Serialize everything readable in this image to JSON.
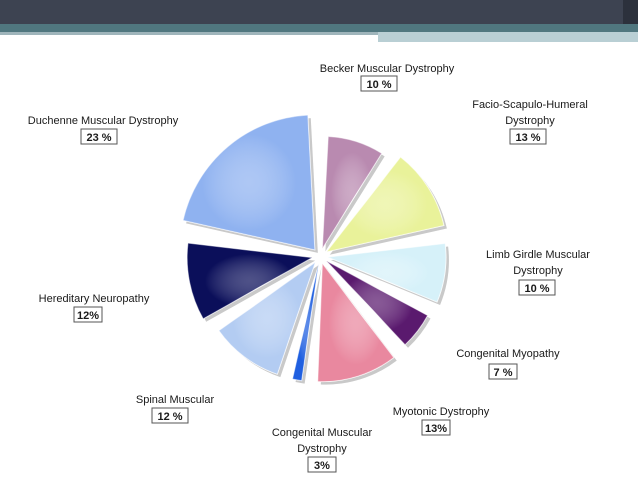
{
  "chart_data": {
    "type": "pie",
    "title": "",
    "legend": "none",
    "slices": [
      {
        "label": "Becker Muscular Dystrophy",
        "value": 10,
        "value_label": "10 %",
        "color": "#b98ab0"
      },
      {
        "label": "Facio-Scapulo-Humeral Dystrophy",
        "value": 13,
        "value_label": "13 %",
        "color": "#e9f29a"
      },
      {
        "label": "Limb Girdle Muscular Dystrophy",
        "value": 10,
        "value_label": "10 %",
        "color": "#d6f1f9"
      },
      {
        "label": "Congenital Myopathy",
        "value": 7,
        "value_label": "7 %",
        "color": "#5a1a6e"
      },
      {
        "label": "Myotonic Dystrophy",
        "value": 13,
        "value_label": "13%",
        "color": "#e9889f"
      },
      {
        "label": "Congenital Muscular Dystrophy",
        "value": 3,
        "value_label": "3%",
        "color": "#1f5fe0"
      },
      {
        "label": "Spinal Muscular",
        "value": 12,
        "value_label": "12 %",
        "color": "#b3ccf2"
      },
      {
        "label": "Hereditary Neuropathy",
        "value": 12,
        "value_label": "12%",
        "color": "#0b0f5a"
      },
      {
        "label": "Duchenne Muscular Dystrophy",
        "value": 23,
        "value_label": "23 %",
        "color": "#8fb2f0"
      }
    ]
  }
}
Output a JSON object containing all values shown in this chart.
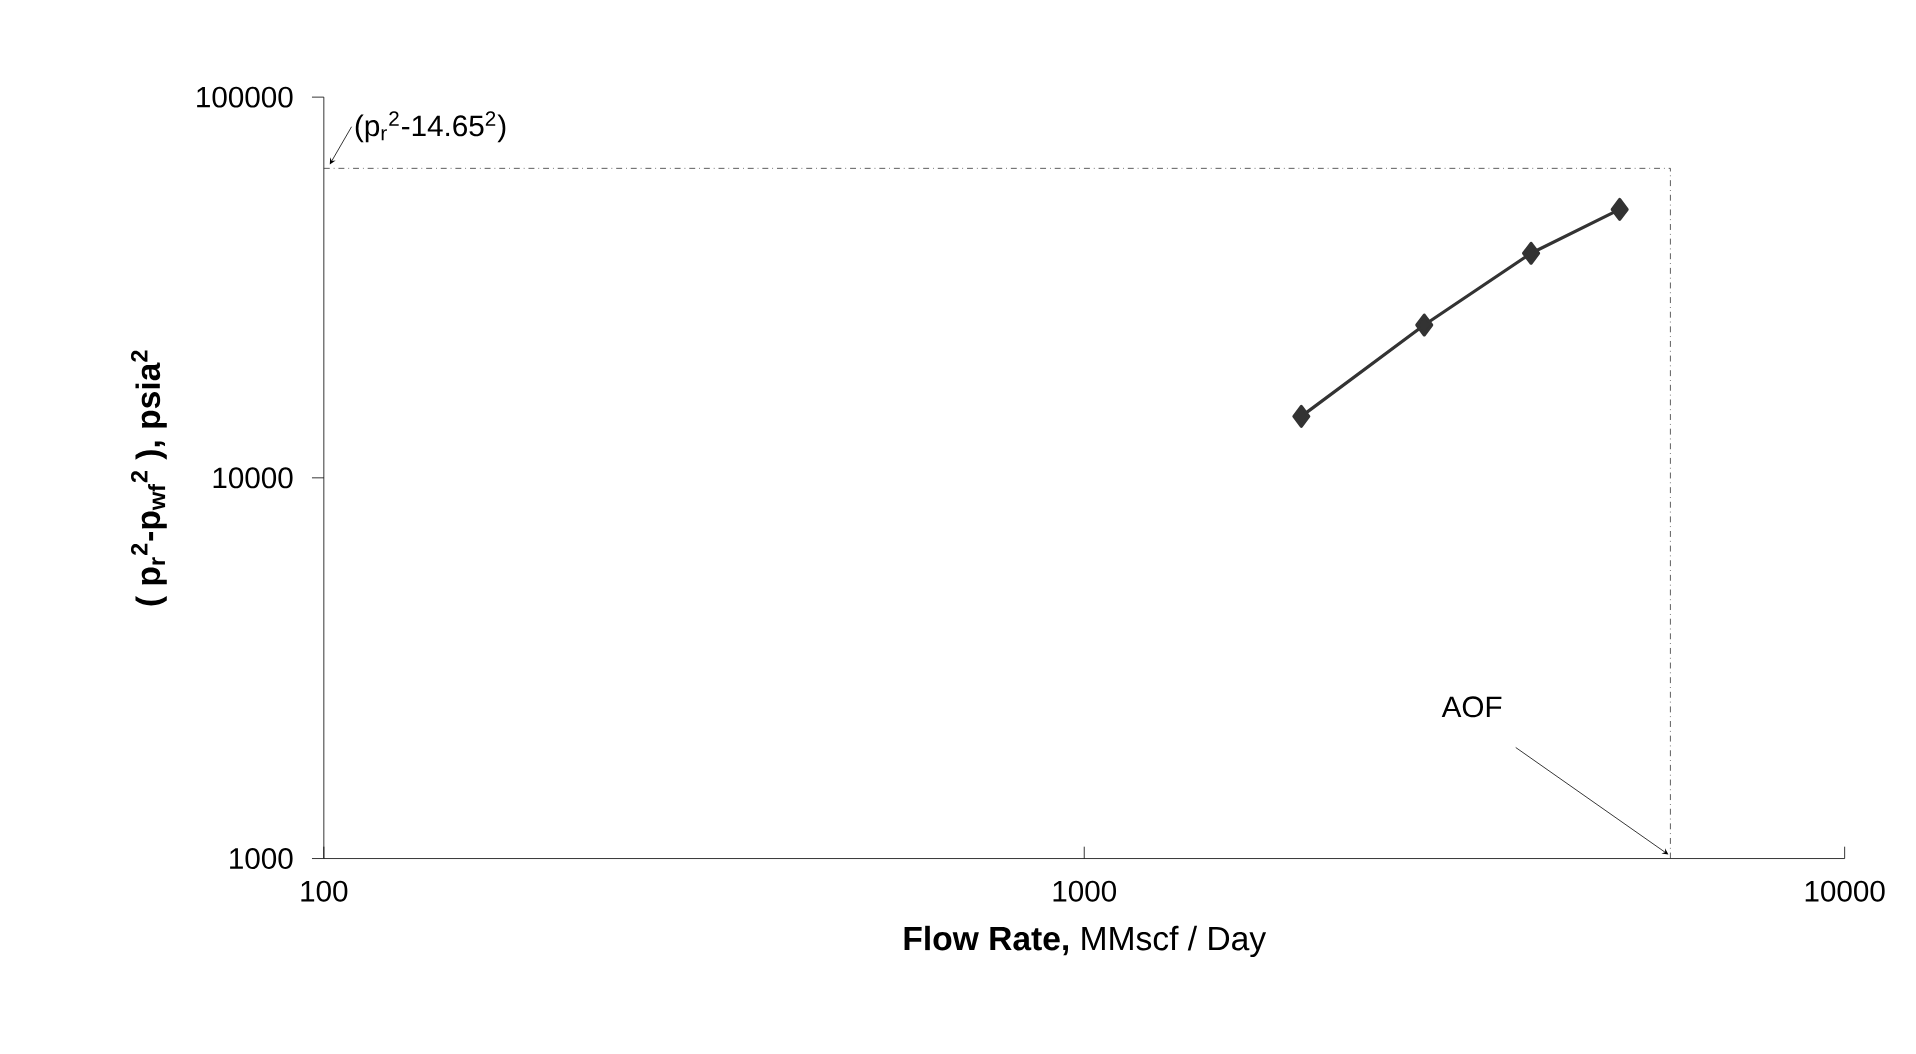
{
  "chart_data": {
    "type": "line",
    "xlabel": "**Flow Rate,** MMscf / Day",
    "ylabel": "( p$_{r}$$^{2}$-p$_{wf}$$^{2}$ ), psia$^{2}$",
    "log": "xy",
    "xlim": [
      100,
      10000
    ],
    "ylim": [
      1000,
      100000
    ],
    "xticks": [
      100,
      1000,
      10000
    ],
    "yticks": [
      1000,
      10000,
      100000
    ],
    "grid": false,
    "marker": "diamond",
    "line_style": "solid",
    "series": [
      {
        "color": "#333333",
        "x": [
          1930,
          2800,
          3870,
          5060
        ],
        "values": [
          14500,
          25200,
          38900,
          50700
        ]
      }
    ],
    "ref_lines": [
      {
        "axis": "y",
        "value": 65000,
        "label": "(p$_{r}$$^{2}$-14.65$^{2}$)",
        "line_style": "dashdotted",
        "color": "#333333"
      },
      {
        "axis": "x",
        "value": 5900,
        "label": "AOF",
        "line_style": "dashdotted",
        "color": "#333333"
      }
    ]
  }
}
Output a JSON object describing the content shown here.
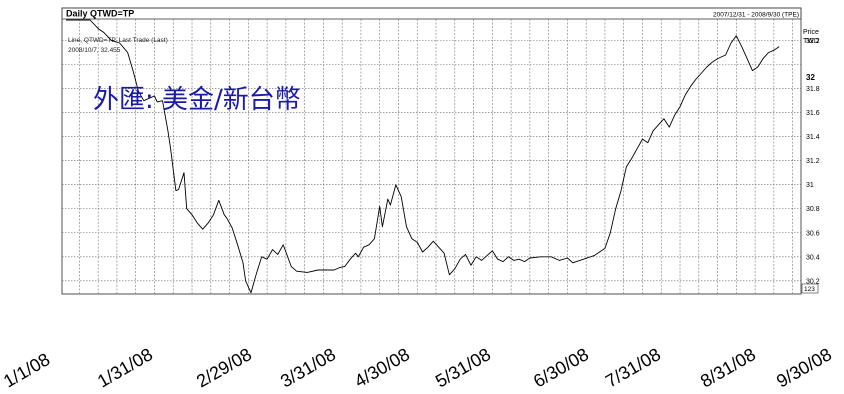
=-=-=-=-=
The exercise |
In your copy of the records, include no pictures; repeat everything else exactly.

Written response |
Serialize everything readable in this image to JSON.
{
  "chart_data": {
    "type": "pie",
    "title": "",
    "legend": "none",
    "slices": [
      {
        "label": "Becker Muscular Dystrophy",
        "value": 10,
        "value_label": "10 %",
        "color": "#b98ab0"
      },
      {
        "label": "Facio-Scapulo-Humeral Dystrophy",
        "value": 13,
        "value_label": "13 %",
        "color": "#e9f29a"
      },
      {
        "label": "Limb Girdle Muscular Dystrophy",
        "value": 10,
        "value_label": "10 %",
        "color": "#d6f1f9"
      },
      {
        "label": "Congenital Myopathy",
        "value": 7,
        "value_label": "7 %",
        "color": "#5a1a6e"
      },
      {
        "label": "Myotonic Dystrophy",
        "value": 13,
        "value_label": "13%",
        "color": "#e9889f"
      },
      {
        "label": "Congenital Muscular Dystrophy",
        "value": 3,
        "value_label": "3%",
        "color": "#1f5fe0"
      },
      {
        "label": "Spinal Muscular",
        "value": 12,
        "value_label": "12 %",
        "color": "#b3ccf2"
      },
      {
        "label": "Hereditary Neuropathy",
        "value": 12,
        "value_label": "12%",
        "color": "#0b0f5a"
      },
      {
        "label": "Duchenne Muscular Dystrophy",
        "value": 23,
        "value_label": "23 %",
        "color": "#8fb2f0"
      }
    ]
  }
}
Output a JSON object containing all values shown in this chart.
{
  "chart_data": {
    "type": "line",
    "xlabel": "**Flow Rate,** MMscf / Day",
    "ylabel": "( p$_{r}$$^{2}$-p$_{wf}$$^{2}$ ), psia$^{2}$",
    "log": "xy",
    "xlim": [
      100,
      10000
    ],
    "ylim": [
      1000,
      100000
    ],
    "xticks": [
      100,
      1000,
      10000
    ],
    "yticks": [
      1000,
      10000,
      100000
    ],
    "grid": false,
    "marker": "diamond",
    "line_style": "solid",
    "series": [
      {
        "color": "#333333",
        "x": [
          1930,
          2800,
          3870,
          5060
        ],
        "values": [
          14500,
          25200,
          38900,
          50700
        ]
      }
    ],
    "ref_lines": [
      {
        "axis": "y",
        "value": 65000,
        "label": "(p$_{r}$$^{2}$-14.65$^{2}$)",
        "line_style": "dashdotted",
        "color": "#333333"
      },
      {
        "axis": "x",
        "value": 5900,
        "label": "AOF",
        "line_style": "dashdotted",
        "color": "#333333"
      }
    ]
  }
}
Output a JSON object describing the content shown here.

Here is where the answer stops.